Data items
::::::

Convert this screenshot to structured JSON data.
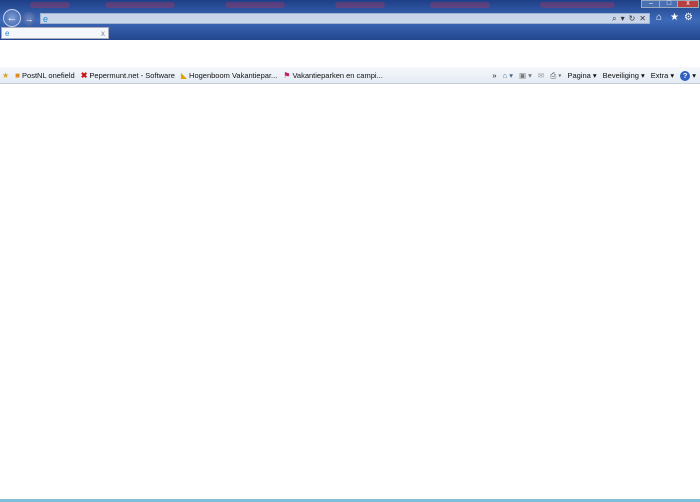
{
  "titlebar": {
    "minimize": "–",
    "maximize": "□",
    "close": "x"
  },
  "address": {
    "value": "",
    "search_icon": "⌕",
    "dropdown": "▾",
    "refresh": "↻",
    "stop": "✕"
  },
  "tab": {
    "title": "",
    "close": "x"
  },
  "toolbar_icons": {
    "home": "⌂",
    "favorites": "★",
    "tools": "⚙"
  },
  "favorites_bar": {
    "items": [
      {
        "label": "PostNL  onefield",
        "icon": "postnl-icon"
      },
      {
        "label": "Pepermunt.net - Software",
        "icon": "red-x-icon"
      },
      {
        "label": "Hogenboom Vakantiepar...",
        "icon": "hogenboom-icon"
      },
      {
        "label": "Vakantieparken en campi...",
        "icon": "vakantieparken-icon"
      }
    ],
    "overflow": "»"
  },
  "command_bar": {
    "page": "Pagina ▾",
    "safety": "Beveiliging ▾",
    "tools": "Extra ▾",
    "help": "?"
  }
}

::::::

Task directions
Write out every line of the entries that holds the word "label".

Response below
        "label": "PostNL  onefield",
        "label": "Pepermunt.net - Software",
        "label": "Hogenboom Vakantiepar...",
        "label": "Vakantieparken en campi...",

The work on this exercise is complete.